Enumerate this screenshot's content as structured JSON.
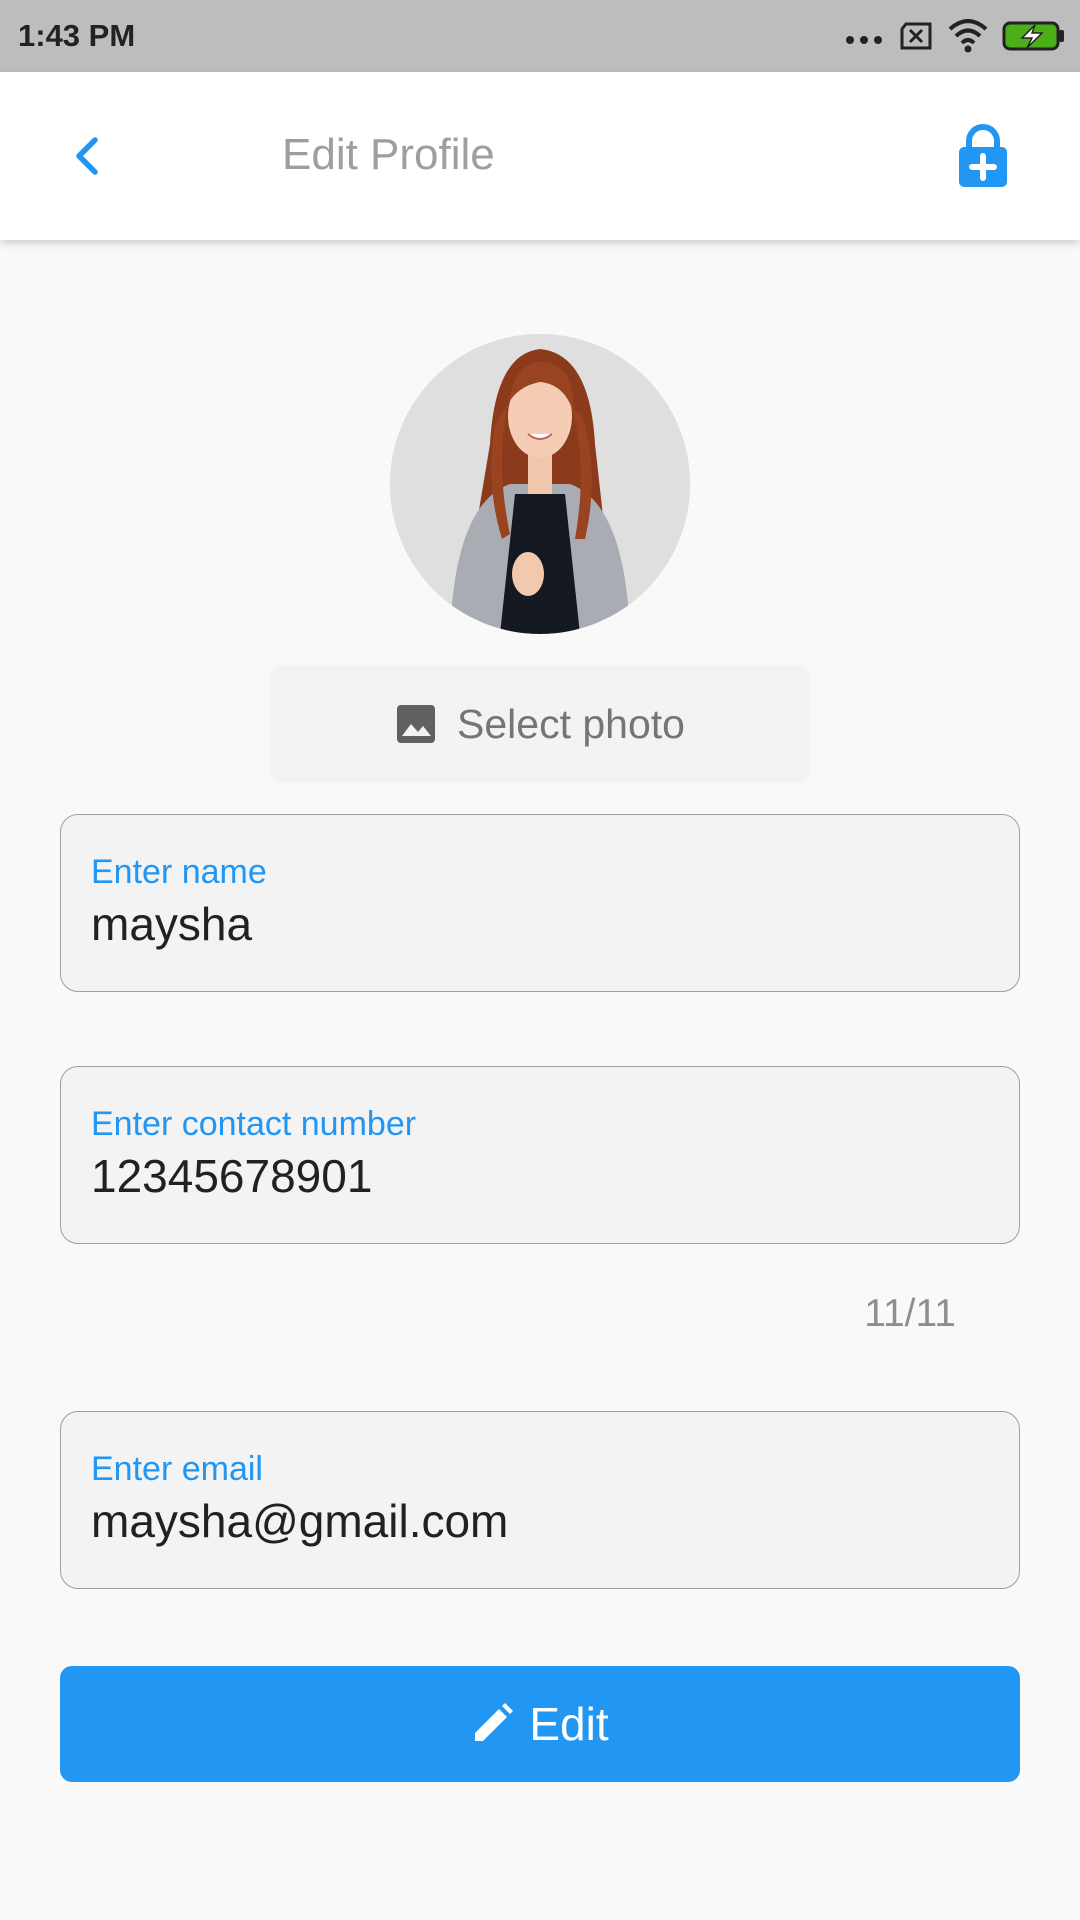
{
  "status_bar": {
    "time": "1:43 PM",
    "icons": [
      "more-dots-icon",
      "sim-blocked-icon",
      "wifi-icon",
      "battery-charging-icon"
    ],
    "battery_color": "#4caf1a"
  },
  "app_bar": {
    "title": "Edit Profile",
    "back_icon": "chevron-left-icon",
    "action_icon": "lock-plus-icon",
    "accent_color": "#2196f3"
  },
  "profile": {
    "avatar": "profile-photo",
    "select_photo_label": "Select photo",
    "select_photo_icon": "image-icon"
  },
  "form": {
    "name": {
      "label": "Enter name",
      "value": "maysha"
    },
    "contact": {
      "label": "Enter contact number",
      "value": "12345678901",
      "counter": "11/11"
    },
    "email": {
      "label": "Enter email",
      "value": "maysha@gmail.com"
    }
  },
  "edit_button": {
    "label": "Edit",
    "icon": "pencil-icon"
  }
}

------------------------------------------------

Each entry must be retyped word for word, with every image omitted.

Response to this exercise:
Enumerate this screenshot's content as structured JSON.
{
  "status_bar": {
    "time": "1:43 PM",
    "icons": [
      "more-dots-icon",
      "sim-blocked-icon",
      "wifi-icon",
      "battery-charging-icon"
    ],
    "battery_color": "#4caf1a"
  },
  "app_bar": {
    "title": "Edit Profile",
    "back_icon": "chevron-left-icon",
    "action_icon": "lock-plus-icon",
    "accent_color": "#2196f3"
  },
  "profile": {
    "avatar": "profile-photo",
    "select_photo_label": "Select photo",
    "select_photo_icon": "image-icon"
  },
  "form": {
    "name": {
      "label": "Enter name",
      "value": "maysha"
    },
    "contact": {
      "label": "Enter contact number",
      "value": "12345678901",
      "counter": "11/11"
    },
    "email": {
      "label": "Enter email",
      "value": "maysha@gmail.com"
    }
  },
  "edit_button": {
    "label": "Edit",
    "icon": "pencil-icon"
  }
}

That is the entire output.